Short problem
Write down each entry again, exactly as it reads.

Figure data in JSON:
■ ■ ■ ■ ■

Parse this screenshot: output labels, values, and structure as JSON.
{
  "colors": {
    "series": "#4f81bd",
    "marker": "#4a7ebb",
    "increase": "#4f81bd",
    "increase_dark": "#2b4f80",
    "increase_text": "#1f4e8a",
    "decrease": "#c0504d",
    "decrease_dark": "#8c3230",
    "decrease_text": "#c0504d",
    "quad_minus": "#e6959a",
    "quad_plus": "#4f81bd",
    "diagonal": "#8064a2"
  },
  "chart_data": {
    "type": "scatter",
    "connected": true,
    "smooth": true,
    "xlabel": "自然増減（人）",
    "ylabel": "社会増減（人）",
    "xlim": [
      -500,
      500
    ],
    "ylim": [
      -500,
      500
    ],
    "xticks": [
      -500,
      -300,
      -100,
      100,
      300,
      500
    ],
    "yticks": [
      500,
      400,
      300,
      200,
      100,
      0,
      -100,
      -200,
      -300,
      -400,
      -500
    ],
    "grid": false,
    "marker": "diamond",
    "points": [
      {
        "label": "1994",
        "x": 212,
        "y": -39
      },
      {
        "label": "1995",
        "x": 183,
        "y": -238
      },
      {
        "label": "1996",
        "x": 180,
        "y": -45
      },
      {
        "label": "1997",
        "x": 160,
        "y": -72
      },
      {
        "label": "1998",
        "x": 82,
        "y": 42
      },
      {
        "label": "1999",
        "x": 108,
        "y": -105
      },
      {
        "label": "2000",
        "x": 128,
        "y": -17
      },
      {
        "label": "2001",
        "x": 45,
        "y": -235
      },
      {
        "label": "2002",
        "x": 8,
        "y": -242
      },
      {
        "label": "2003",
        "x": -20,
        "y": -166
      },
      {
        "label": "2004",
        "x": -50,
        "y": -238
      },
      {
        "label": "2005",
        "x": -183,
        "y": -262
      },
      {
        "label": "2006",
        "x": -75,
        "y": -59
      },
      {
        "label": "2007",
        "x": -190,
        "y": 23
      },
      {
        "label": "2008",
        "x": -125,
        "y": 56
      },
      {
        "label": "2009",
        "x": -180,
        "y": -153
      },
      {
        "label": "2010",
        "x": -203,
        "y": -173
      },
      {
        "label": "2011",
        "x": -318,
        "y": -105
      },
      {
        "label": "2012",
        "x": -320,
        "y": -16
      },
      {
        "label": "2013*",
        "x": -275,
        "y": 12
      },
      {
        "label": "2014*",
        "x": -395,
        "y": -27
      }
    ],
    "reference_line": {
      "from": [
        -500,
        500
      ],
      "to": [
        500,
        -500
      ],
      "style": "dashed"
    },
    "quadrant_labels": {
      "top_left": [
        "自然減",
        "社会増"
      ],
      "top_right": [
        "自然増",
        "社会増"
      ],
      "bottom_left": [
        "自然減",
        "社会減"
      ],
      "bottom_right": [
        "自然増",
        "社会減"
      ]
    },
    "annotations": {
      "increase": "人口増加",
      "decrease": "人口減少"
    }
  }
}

■ ■ ■ ■ ■

Exercise response
Parse this screenshot: output labels, values, and structure as JSON.
{
  "colors": {
    "series": "#4f81bd",
    "marker": "#4a7ebb",
    "increase": "#4f81bd",
    "increase_dark": "#2b4f80",
    "increase_text": "#1f4e8a",
    "decrease": "#c0504d",
    "decrease_dark": "#8c3230",
    "decrease_text": "#c0504d",
    "quad_minus": "#e6959a",
    "quad_plus": "#4f81bd",
    "diagonal": "#8064a2"
  },
  "chart_data": {
    "type": "scatter",
    "connected": true,
    "smooth": true,
    "xlabel": "自然増減（人）",
    "ylabel": "社会増減（人）",
    "xlim": [
      -500,
      500
    ],
    "ylim": [
      -500,
      500
    ],
    "xticks": [
      -500,
      -300,
      -100,
      100,
      300,
      500
    ],
    "yticks": [
      500,
      400,
      300,
      200,
      100,
      0,
      -100,
      -200,
      -300,
      -400,
      -500
    ],
    "grid": false,
    "marker": "diamond",
    "points": [
      {
        "label": "1994",
        "x": 212,
        "y": -39
      },
      {
        "label": "1995",
        "x": 183,
        "y": -238
      },
      {
        "label": "1996",
        "x": 180,
        "y": -45
      },
      {
        "label": "1997",
        "x": 160,
        "y": -72
      },
      {
        "label": "1998",
        "x": 82,
        "y": 42
      },
      {
        "label": "1999",
        "x": 108,
        "y": -105
      },
      {
        "label": "2000",
        "x": 128,
        "y": -17
      },
      {
        "label": "2001",
        "x": 45,
        "y": -235
      },
      {
        "label": "2002",
        "x": 8,
        "y": -242
      },
      {
        "label": "2003",
        "x": -20,
        "y": -166
      },
      {
        "label": "2004",
        "x": -50,
        "y": -238
      },
      {
        "label": "2005",
        "x": -183,
        "y": -262
      },
      {
        "label": "2006",
        "x": -75,
        "y": -59
      },
      {
        "label": "2007",
        "x": -190,
        "y": 23
      },
      {
        "label": "2008",
        "x": -125,
        "y": 56
      },
      {
        "label": "2009",
        "x": -180,
        "y": -153
      },
      {
        "label": "2010",
        "x": -203,
        "y": -173
      },
      {
        "label": "2011",
        "x": -318,
        "y": -105
      },
      {
        "label": "2012",
        "x": -320,
        "y": -16
      },
      {
        "label": "2013*",
        "x": -275,
        "y": 12
      },
      {
        "label": "2014*",
        "x": -395,
        "y": -27
      }
    ],
    "reference_line": {
      "from": [
        -500,
        500
      ],
      "to": [
        500,
        -500
      ],
      "style": "dashed"
    },
    "quadrant_labels": {
      "top_left": [
        "自然減",
        "社会増"
      ],
      "top_right": [
        "自然増",
        "社会増"
      ],
      "bottom_left": [
        "自然減",
        "社会減"
      ],
      "bottom_right": [
        "自然増",
        "社会減"
      ]
    },
    "annotations": {
      "increase": "人口増加",
      "decrease": "人口減少"
    }
  }
}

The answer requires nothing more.